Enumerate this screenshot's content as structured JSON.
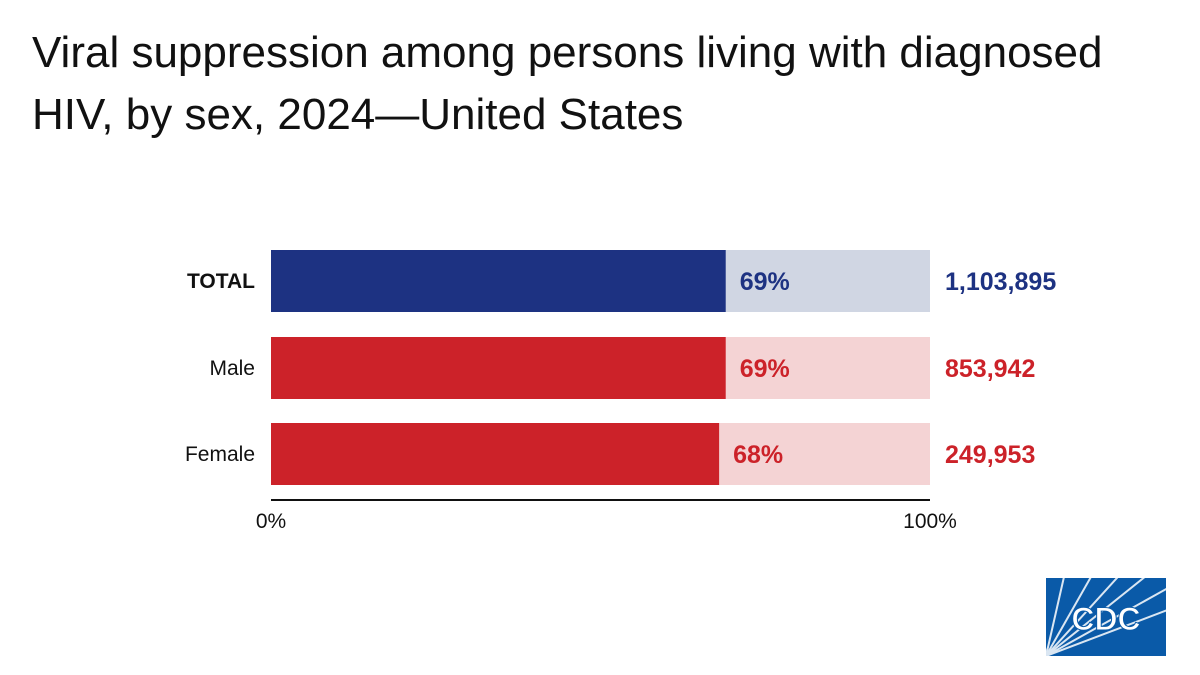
{
  "title": "Viral suppression among persons living with diagnosed HIV, by sex, 2024—United States",
  "chart_data": {
    "type": "bar",
    "orientation": "horizontal",
    "stacked_to_100": true,
    "categories": [
      "TOTAL",
      "Male",
      "Female"
    ],
    "values": [
      69,
      69,
      68
    ],
    "value_labels": [
      "69%",
      "69%",
      "68%"
    ],
    "counts": [
      "1,103,895",
      "853,942",
      "249,953"
    ],
    "xlim": [
      0,
      100
    ],
    "x_ticks": [
      "0%",
      "100%"
    ],
    "grid": false,
    "colors": {
      "total_fill": "#1d3282",
      "total_track": "#d0d6e3",
      "sex_fill": "#cc2229",
      "sex_track": "#f4d3d4"
    }
  },
  "logo": {
    "text": "CDC",
    "color": "#0a5aa8"
  }
}
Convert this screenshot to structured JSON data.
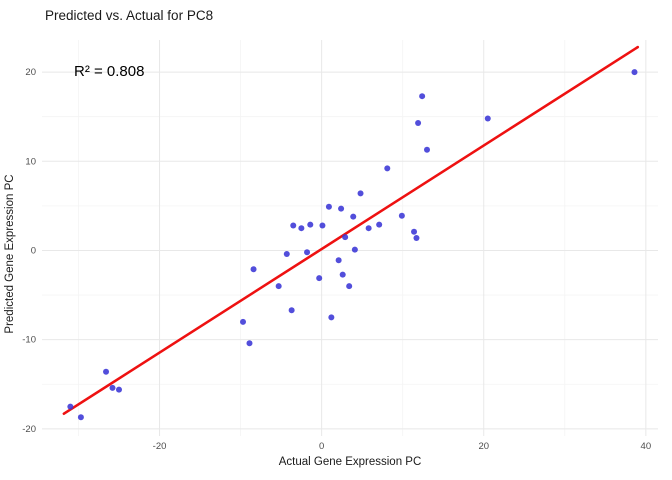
{
  "chart_data": {
    "type": "scatter",
    "title": "Predicted vs. Actual for PC8",
    "annotation": "R² = 0.808",
    "xlabel": "Actual Gene Expression PC",
    "ylabel": "Predicted Gene Expression PC",
    "xlim": [
      -34.5,
      41.5
    ],
    "ylim": [
      -20.8,
      23.6
    ],
    "x_ticks": [
      -20,
      0,
      20,
      40
    ],
    "y_ticks": [
      -20,
      -10,
      0,
      10,
      20
    ],
    "x_minor_ticks": [
      -30,
      -10,
      10,
      30
    ],
    "y_minor_ticks": [
      -15,
      -5,
      5,
      15
    ],
    "grid": true,
    "legend": "none",
    "points": [
      [
        -31.0,
        -17.5
      ],
      [
        -29.7,
        -18.7
      ],
      [
        -26.6,
        -13.6
      ],
      [
        -25.8,
        -15.4
      ],
      [
        -25.0,
        -15.6
      ],
      [
        -9.7,
        -8.0
      ],
      [
        -8.9,
        -10.4
      ],
      [
        -8.4,
        -2.1
      ],
      [
        -5.3,
        -4.0
      ],
      [
        -4.3,
        -0.4
      ],
      [
        -3.7,
        -6.7
      ],
      [
        -3.5,
        2.8
      ],
      [
        -2.5,
        2.5
      ],
      [
        -1.8,
        -0.2
      ],
      [
        -1.4,
        2.9
      ],
      [
        -0.3,
        -3.1
      ],
      [
        0.1,
        2.8
      ],
      [
        0.9,
        4.9
      ],
      [
        1.2,
        -7.5
      ],
      [
        2.1,
        -1.1
      ],
      [
        2.4,
        4.7
      ],
      [
        2.6,
        -2.7
      ],
      [
        2.9,
        1.5
      ],
      [
        3.4,
        -4.0
      ],
      [
        3.9,
        3.8
      ],
      [
        4.1,
        0.1
      ],
      [
        4.8,
        6.4
      ],
      [
        5.8,
        2.5
      ],
      [
        7.1,
        2.9
      ],
      [
        8.1,
        9.2
      ],
      [
        9.9,
        3.9
      ],
      [
        11.4,
        2.1
      ],
      [
        11.7,
        1.4
      ],
      [
        11.9,
        14.3
      ],
      [
        12.4,
        17.3
      ],
      [
        13.0,
        11.3
      ],
      [
        20.5,
        14.8
      ],
      [
        38.6,
        20.0
      ]
    ],
    "regression_line": {
      "x1": -31.8,
      "y1": -18.3,
      "x2": 39.0,
      "y2": 22.8
    },
    "colors": {
      "point": "#3a35d6",
      "line": "#ee1111",
      "grid_major": "#e8e8e8",
      "grid_minor": "#f4f4f4",
      "tick_text": "#4d4d4d",
      "background": "#ffffff"
    }
  }
}
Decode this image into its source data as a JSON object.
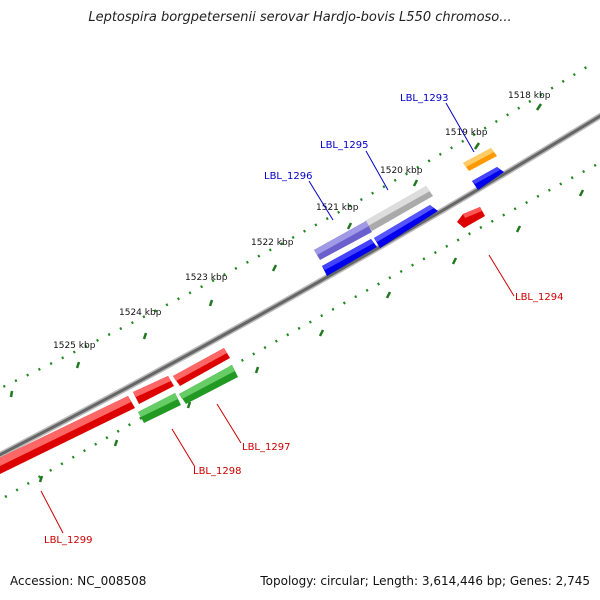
{
  "title": "Leptospira borgpetersenii serovar Hardjo-bovis L550 chromoso...",
  "footer": {
    "accession": "Accession: NC_008508",
    "info": "Topology: circular; Length: 3,614,446 bp; Genes: 2,745"
  },
  "ruler": {
    "labels": [
      "1518 kbp",
      "1519 kbp",
      "1520 kbp",
      "1521 kbp",
      "1522 kbp",
      "1523 kbp",
      "1524 kbp",
      "1525 kbp"
    ]
  },
  "genes": [
    {
      "name": "LBL_1293",
      "strand": "forward",
      "color": "#ff9900"
    },
    {
      "name": "LBL_1294",
      "strand": "reverse",
      "color": "#ff0000"
    },
    {
      "name": "LBL_1295",
      "strand": "forward",
      "color": "#0000ff"
    },
    {
      "name": "LBL_1296",
      "strand": "forward",
      "color": "#7a6fd6"
    },
    {
      "name": "LBL_1297",
      "strand": "reverse",
      "color": "#33aa33"
    },
    {
      "name": "LBL_1298",
      "strand": "reverse",
      "color": "#ff0000"
    },
    {
      "name": "LBL_1299",
      "strand": "reverse",
      "color": "#ff0000"
    }
  ],
  "colors": {
    "forward_label": "#0000cc",
    "reverse_label": "#cc0000",
    "tick": "#227722",
    "backbone": "#777777",
    "gray_feature": "#bbbbbb"
  }
}
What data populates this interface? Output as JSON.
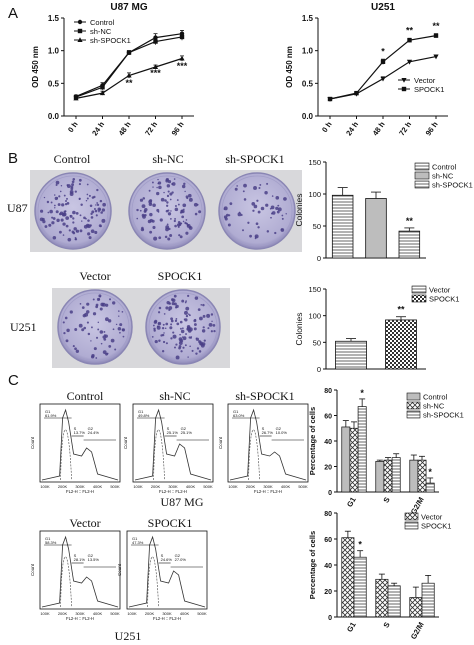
{
  "panels": {
    "A": "A",
    "B": "B",
    "C": "C"
  },
  "panelA": {
    "time_labels": [
      "0 h",
      "24 h",
      "48 h",
      "72 h",
      "96 h"
    ]
  },
  "panelB": {
    "u87_plates": [
      "Control",
      "sh-NC",
      "sh-SPOCK1"
    ],
    "u87_row_label": "U87 MG",
    "u251_plates": [
      "Vector",
      "SPOCK1"
    ],
    "u251_row_label": "U251"
  },
  "panelC": {
    "u87_titles": [
      "Control",
      "sh-NC",
      "sh-SPOCK1"
    ],
    "u87_row_label": "U87 MG",
    "u251_titles": [
      "Vector",
      "SPOCK1"
    ],
    "u251_row_label": "U251",
    "hist_ylabel": "Count",
    "hist_xlabel": "FL2-H :: FL2-H",
    "hist_ticks": [
      "100K",
      "200K",
      "300K",
      "400K",
      "500K"
    ],
    "hist_gates": [
      {
        "g1": "G1",
        "g1v": "61.9%",
        "s": "S",
        "sv": "13.7%",
        "g2": "G2",
        "g2v": "24.4%"
      },
      {
        "g1": "G1",
        "g1v": "49.8%",
        "s": "S",
        "sv": "25.1%",
        "g2": "G2",
        "g2v": "25.1%"
      },
      {
        "g1": "G1",
        "g1v": "63.0%",
        "s": "S",
        "sv": "26.7%",
        "g2": "G2",
        "g2v": "10.0%"
      },
      {
        "g1": "G1",
        "g1v": "58.3%",
        "s": "S",
        "sv": "28.1%",
        "g2": "G2",
        "g2v": "13.5%"
      },
      {
        "g1": "G1",
        "g1v": "47.3%",
        "s": "S",
        "sv": "24.6%",
        "g2": "G2",
        "g2v": "27.0%"
      }
    ]
  },
  "chart_data": [
    {
      "id": "u87-growth",
      "type": "line",
      "title": "U87 MG",
      "xlabel": "",
      "ylabel": "OD 450 nm",
      "categories": [
        "0 h",
        "24 h",
        "48 h",
        "72 h",
        "96 h"
      ],
      "ylim": [
        0.0,
        1.5
      ],
      "yticks": [
        "0.0",
        "0.5",
        "1.0",
        "1.5"
      ],
      "series": [
        {
          "name": "Control",
          "values": [
            0.3,
            0.47,
            0.97,
            1.2,
            1.26
          ],
          "err": [
            0.02,
            0.04,
            0.03,
            0.06,
            0.05
          ]
        },
        {
          "name": "sh-NC",
          "values": [
            0.29,
            0.44,
            0.97,
            1.14,
            1.21
          ],
          "err": [
            0.02,
            0.04,
            0.03,
            0.05,
            0.05
          ]
        },
        {
          "name": "sh-SPOCK1",
          "values": [
            0.27,
            0.35,
            0.62,
            0.75,
            0.88
          ],
          "err": [
            0.02,
            0.03,
            0.04,
            0.03,
            0.04
          ]
        }
      ],
      "annotations": [
        {
          "x": "48 h",
          "text": "**",
          "y": 0.46
        },
        {
          "x": "72 h",
          "text": "***",
          "y": 0.61
        },
        {
          "x": "96 h",
          "text": "***",
          "y": 0.72
        }
      ],
      "legend": "top-left"
    },
    {
      "id": "u251-growth",
      "type": "line",
      "title": "U251",
      "xlabel": "",
      "ylabel": "OD 450 nm",
      "categories": [
        "0 h",
        "24 h",
        "48 h",
        "72 h",
        "96 h"
      ],
      "ylim": [
        0.0,
        1.5
      ],
      "yticks": [
        "0.0",
        "0.5",
        "1.0",
        "1.5"
      ],
      "series": [
        {
          "name": "Vector",
          "values": [
            0.26,
            0.34,
            0.57,
            0.83,
            0.91
          ],
          "err": [
            0.02,
            0.02,
            0.03,
            0.02,
            0.02
          ]
        },
        {
          "name": "SPOCK1",
          "values": [
            0.26,
            0.35,
            0.83,
            1.16,
            1.23
          ],
          "err": [
            0.02,
            0.02,
            0.04,
            0.03,
            0.03
          ]
        }
      ],
      "annotations": [
        {
          "x": "48 h",
          "text": "*",
          "y": 0.94
        },
        {
          "x": "72 h",
          "text": "**",
          "y": 1.26
        },
        {
          "x": "96 h",
          "text": "**",
          "y": 1.33
        }
      ],
      "legend": "bottom-right"
    },
    {
      "id": "u87-colonies",
      "type": "bar",
      "xlabel": "",
      "ylabel": "Colonies",
      "series": [
        {
          "name": "Control",
          "value": 98,
          "err": 12
        },
        {
          "name": "sh-NC",
          "value": 93,
          "err": 10
        },
        {
          "name": "sh-SPOCK1",
          "value": 42,
          "err": 5
        }
      ],
      "ylim": [
        0,
        150
      ],
      "yticks": [
        "0",
        "50",
        "100",
        "150"
      ],
      "annotations": [
        {
          "series": "sh-SPOCK1",
          "text": "**"
        }
      ],
      "legend": "top-right"
    },
    {
      "id": "u251-colonies",
      "type": "bar",
      "xlabel": "",
      "ylabel": "Colonies",
      "series": [
        {
          "name": "Vector",
          "value": 52,
          "err": 5
        },
        {
          "name": "SPOCK1",
          "value": 92,
          "err": 6
        }
      ],
      "ylim": [
        0,
        150
      ],
      "yticks": [
        "0",
        "50",
        "100",
        "150"
      ],
      "annotations": [
        {
          "series": "SPOCK1",
          "text": "**"
        }
      ],
      "legend": "top-right"
    },
    {
      "id": "u87-cellcycle",
      "type": "bar",
      "xlabel": "",
      "ylabel": "Percentage of cells",
      "categories": [
        "G1",
        "S",
        "G2/M"
      ],
      "series": [
        {
          "name": "Control",
          "values": [
            51,
            24,
            25
          ],
          "err": [
            5,
            1,
            4
          ]
        },
        {
          "name": "sh-NC",
          "values": [
            50,
            25,
            25
          ],
          "err": [
            5,
            2,
            3
          ]
        },
        {
          "name": "sh-SPOCK1",
          "values": [
            67,
            27,
            7
          ],
          "err": [
            6,
            3,
            4
          ]
        }
      ],
      "ylim": [
        0,
        80
      ],
      "yticks": [
        "0",
        "20",
        "40",
        "60",
        "80"
      ],
      "annotations": [
        {
          "category": "G1",
          "series": "sh-SPOCK1",
          "text": "*"
        },
        {
          "category": "G2/M",
          "series": "sh-SPOCK1",
          "text": "*"
        }
      ],
      "legend": "top-right"
    },
    {
      "id": "u251-cellcycle",
      "type": "bar",
      "xlabel": "",
      "ylabel": "Percentage of cells",
      "categories": [
        "G1",
        "S",
        "G2/M"
      ],
      "series": [
        {
          "name": "Vector",
          "values": [
            61,
            29,
            15
          ],
          "err": [
            5,
            4,
            8
          ]
        },
        {
          "name": "SPOCK1",
          "values": [
            46,
            24,
            26
          ],
          "err": [
            5,
            2,
            6
          ]
        }
      ],
      "ylim": [
        0,
        80
      ],
      "yticks": [
        "0",
        "20",
        "40",
        "60",
        "80"
      ],
      "annotations": [
        {
          "category": "G1",
          "series": "SPOCK1",
          "text": "*"
        }
      ],
      "legend": "top-right"
    }
  ],
  "colors": {
    "plate": "#b7b4d6",
    "plate_rim": "#8f8bb5",
    "colony": "#4b3f86",
    "photo_bg": "#d9d9dc",
    "bar_fill_light": "#e2e2e2",
    "bar_fill_mid": "#bcbcbc",
    "line": "#111111"
  }
}
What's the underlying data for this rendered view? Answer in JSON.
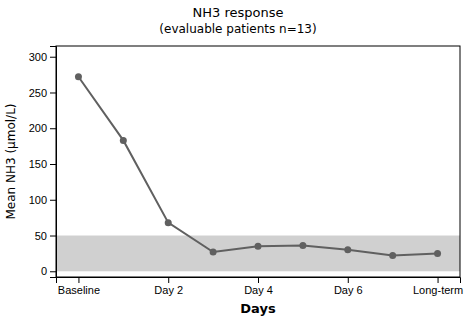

● Exercise: Locate the lines above that contain "this" and copy them.

● Solved problem:
Enumerate this screenshot's content as structured JSON.
Convert this screenshot to structured JSON data.
Decode this image into its source data as a JSON object.
What data populates this interface? Output as JSON.
What's the underlying data for this rendered view? Answer in JSON.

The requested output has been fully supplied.